Input:

-- start --

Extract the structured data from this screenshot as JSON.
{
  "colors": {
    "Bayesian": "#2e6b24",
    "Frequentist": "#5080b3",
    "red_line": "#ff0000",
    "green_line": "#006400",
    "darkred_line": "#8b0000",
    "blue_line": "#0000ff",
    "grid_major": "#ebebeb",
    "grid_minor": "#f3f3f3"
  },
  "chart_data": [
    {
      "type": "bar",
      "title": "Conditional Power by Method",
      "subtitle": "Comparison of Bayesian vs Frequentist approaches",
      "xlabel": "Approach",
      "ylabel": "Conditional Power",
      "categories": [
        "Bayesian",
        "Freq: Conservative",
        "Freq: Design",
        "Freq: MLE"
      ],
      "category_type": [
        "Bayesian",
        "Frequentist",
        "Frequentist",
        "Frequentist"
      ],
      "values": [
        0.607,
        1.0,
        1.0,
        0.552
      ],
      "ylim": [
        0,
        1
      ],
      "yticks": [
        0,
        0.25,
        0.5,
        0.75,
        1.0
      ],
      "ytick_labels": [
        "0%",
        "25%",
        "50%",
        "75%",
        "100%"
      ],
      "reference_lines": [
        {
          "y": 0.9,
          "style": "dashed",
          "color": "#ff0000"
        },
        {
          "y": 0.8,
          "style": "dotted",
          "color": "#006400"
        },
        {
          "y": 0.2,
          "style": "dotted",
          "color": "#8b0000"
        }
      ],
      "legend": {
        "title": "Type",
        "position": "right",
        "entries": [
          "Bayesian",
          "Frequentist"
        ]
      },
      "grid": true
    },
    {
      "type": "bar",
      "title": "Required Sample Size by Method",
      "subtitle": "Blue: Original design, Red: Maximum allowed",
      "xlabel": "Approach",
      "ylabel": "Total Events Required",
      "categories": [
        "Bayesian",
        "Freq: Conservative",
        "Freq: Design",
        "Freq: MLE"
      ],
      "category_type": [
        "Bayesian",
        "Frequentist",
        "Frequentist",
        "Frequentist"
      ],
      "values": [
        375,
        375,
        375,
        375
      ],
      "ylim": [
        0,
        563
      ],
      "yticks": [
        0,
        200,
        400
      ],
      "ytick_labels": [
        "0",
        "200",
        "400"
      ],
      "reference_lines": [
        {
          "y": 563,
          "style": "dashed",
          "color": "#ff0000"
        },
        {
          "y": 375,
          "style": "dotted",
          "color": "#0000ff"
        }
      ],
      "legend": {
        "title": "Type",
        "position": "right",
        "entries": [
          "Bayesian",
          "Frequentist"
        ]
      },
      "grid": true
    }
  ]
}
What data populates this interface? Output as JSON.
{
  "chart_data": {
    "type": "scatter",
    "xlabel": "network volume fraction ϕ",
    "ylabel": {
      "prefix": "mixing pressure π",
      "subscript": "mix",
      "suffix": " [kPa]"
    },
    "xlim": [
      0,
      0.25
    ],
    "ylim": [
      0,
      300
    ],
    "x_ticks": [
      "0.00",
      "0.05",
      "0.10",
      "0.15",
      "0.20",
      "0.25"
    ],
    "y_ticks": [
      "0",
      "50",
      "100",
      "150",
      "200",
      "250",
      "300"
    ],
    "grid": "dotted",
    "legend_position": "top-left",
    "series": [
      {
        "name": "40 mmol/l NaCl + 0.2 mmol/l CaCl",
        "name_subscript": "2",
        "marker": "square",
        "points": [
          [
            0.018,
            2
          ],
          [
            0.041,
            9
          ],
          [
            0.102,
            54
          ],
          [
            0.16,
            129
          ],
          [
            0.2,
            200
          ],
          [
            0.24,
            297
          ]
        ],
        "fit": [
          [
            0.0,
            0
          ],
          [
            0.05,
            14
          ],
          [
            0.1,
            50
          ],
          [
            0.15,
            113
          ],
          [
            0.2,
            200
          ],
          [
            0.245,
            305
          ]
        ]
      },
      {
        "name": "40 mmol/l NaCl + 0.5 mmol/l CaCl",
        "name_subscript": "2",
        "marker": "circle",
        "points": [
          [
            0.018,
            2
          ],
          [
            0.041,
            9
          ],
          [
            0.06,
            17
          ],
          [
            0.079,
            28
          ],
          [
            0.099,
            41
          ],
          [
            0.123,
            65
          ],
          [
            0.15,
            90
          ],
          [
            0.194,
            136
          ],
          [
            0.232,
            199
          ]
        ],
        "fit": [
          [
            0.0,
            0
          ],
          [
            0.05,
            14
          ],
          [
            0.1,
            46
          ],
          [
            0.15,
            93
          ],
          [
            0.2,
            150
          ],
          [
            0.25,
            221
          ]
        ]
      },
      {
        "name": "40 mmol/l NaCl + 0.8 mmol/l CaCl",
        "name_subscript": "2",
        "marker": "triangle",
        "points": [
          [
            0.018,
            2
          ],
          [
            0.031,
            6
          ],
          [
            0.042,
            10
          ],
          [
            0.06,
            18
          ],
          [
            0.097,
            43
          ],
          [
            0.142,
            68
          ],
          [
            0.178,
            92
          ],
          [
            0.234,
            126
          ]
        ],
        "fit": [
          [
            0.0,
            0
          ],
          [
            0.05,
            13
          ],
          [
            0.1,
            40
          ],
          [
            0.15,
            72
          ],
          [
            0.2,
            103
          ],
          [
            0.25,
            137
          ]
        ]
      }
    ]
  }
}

-- end --

Requirement: Extract all lines as given.

Answer for the task:
Extract the structured data from this screenshot as JSON.
{
  "colors": {
    "Bayesian": "#2e6b24",
    "Frequentist": "#5080b3",
    "red_line": "#ff0000",
    "green_line": "#006400",
    "darkred_line": "#8b0000",
    "blue_line": "#0000ff",
    "grid_major": "#ebebeb",
    "grid_minor": "#f3f3f3"
  },
  "chart_data": [
    {
      "type": "bar",
      "title": "Conditional Power by Method",
      "subtitle": "Comparison of Bayesian vs Frequentist approaches",
      "xlabel": "Approach",
      "ylabel": "Conditional Power",
      "categories": [
        "Bayesian",
        "Freq: Conservative",
        "Freq: Design",
        "Freq: MLE"
      ],
      "category_type": [
        "Bayesian",
        "Frequentist",
        "Frequentist",
        "Frequentist"
      ],
      "values": [
        0.607,
        1.0,
        1.0,
        0.552
      ],
      "ylim": [
        0,
        1
      ],
      "yticks": [
        0,
        0.25,
        0.5,
        0.75,
        1.0
      ],
      "ytick_labels": [
        "0%",
        "25%",
        "50%",
        "75%",
        "100%"
      ],
      "reference_lines": [
        {
          "y": 0.9,
          "style": "dashed",
          "color": "#ff0000"
        },
        {
          "y": 0.8,
          "style": "dotted",
          "color": "#006400"
        },
        {
          "y": 0.2,
          "style": "dotted",
          "color": "#8b0000"
        }
      ],
      "legend": {
        "title": "Type",
        "position": "right",
        "entries": [
          "Bayesian",
          "Frequentist"
        ]
      },
      "grid": true
    },
    {
      "type": "bar",
      "title": "Required Sample Size by Method",
      "subtitle": "Blue: Original design, Red: Maximum allowed",
      "xlabel": "Approach",
      "ylabel": "Total Events Required",
      "categories": [
        "Bayesian",
        "Freq: Conservative",
        "Freq: Design",
        "Freq: MLE"
      ],
      "category_type": [
        "Bayesian",
        "Frequentist",
        "Frequentist",
        "Frequentist"
      ],
      "values": [
        375,
        375,
        375,
        375
      ],
      "ylim": [
        0,
        563
      ],
      "yticks": [
        0,
        200,
        400
      ],
      "ytick_labels": [
        "0",
        "200",
        "400"
      ],
      "reference_lines": [
        {
          "y": 563,
          "style": "dashed",
          "color": "#ff0000"
        },
        {
          "y": 375,
          "style": "dotted",
          "color": "#0000ff"
        }
      ],
      "legend": {
        "title": "Type",
        "position": "right",
        "entries": [
          "Bayesian",
          "Frequentist"
        ]
      },
      "grid": true
    }
  ]
}
What data populates this interface? Output as JSON.
{
  "chart_data": {
    "type": "scatter",
    "xlabel": "network volume fraction ϕ",
    "ylabel": {
      "prefix": "mixing pressure π",
      "subscript": "mix",
      "suffix": " [kPa]"
    },
    "xlim": [
      0,
      0.25
    ],
    "ylim": [
      0,
      300
    ],
    "x_ticks": [
      "0.00",
      "0.05",
      "0.10",
      "0.15",
      "0.20",
      "0.25"
    ],
    "y_ticks": [
      "0",
      "50",
      "100",
      "150",
      "200",
      "250",
      "300"
    ],
    "grid": "dotted",
    "legend_position": "top-left",
    "series": [
      {
        "name": "40 mmol/l NaCl + 0.2 mmol/l CaCl",
        "name_subscript": "2",
        "marker": "square",
        "points": [
          [
            0.018,
            2
          ],
          [
            0.041,
            9
          ],
          [
            0.102,
            54
          ],
          [
            0.16,
            129
          ],
          [
            0.2,
            200
          ],
          [
            0.24,
            297
          ]
        ],
        "fit": [
          [
            0.0,
            0
          ],
          [
            0.05,
            14
          ],
          [
            0.1,
            50
          ],
          [
            0.15,
            113
          ],
          [
            0.2,
            200
          ],
          [
            0.245,
            305
          ]
        ]
      },
      {
        "name": "40 mmol/l NaCl + 0.5 mmol/l CaCl",
        "name_subscript": "2",
        "marker": "circle",
        "points": [
          [
            0.018,
            2
          ],
          [
            0.041,
            9
          ],
          [
            0.06,
            17
          ],
          [
            0.079,
            28
          ],
          [
            0.099,
            41
          ],
          [
            0.123,
            65
          ],
          [
            0.15,
            90
          ],
          [
            0.194,
            136
          ],
          [
            0.232,
            199
          ]
        ],
        "fit": [
          [
            0.0,
            0
          ],
          [
            0.05,
            14
          ],
          [
            0.1,
            46
          ],
          [
            0.15,
            93
          ],
          [
            0.2,
            150
          ],
          [
            0.25,
            221
          ]
        ]
      },
      {
        "name": "40 mmol/l NaCl + 0.8 mmol/l CaCl",
        "name_subscript": "2",
        "marker": "triangle",
        "points": [
          [
            0.018,
            2
          ],
          [
            0.031,
            6
          ],
          [
            0.042,
            10
          ],
          [
            0.06,
            18
          ],
          [
            0.097,
            43
          ],
          [
            0.142,
            68
          ],
          [
            0.178,
            92
          ],
          [
            0.234,
            126
          ]
        ],
        "fit": [
          [
            0.0,
            0
          ],
          [
            0.05,
            13
          ],
          [
            0.1,
            40
          ],
          [
            0.15,
            72
          ],
          [
            0.2,
            103
          ],
          [
            0.25,
            137
          ]
        ]
      }
    ]
  }
}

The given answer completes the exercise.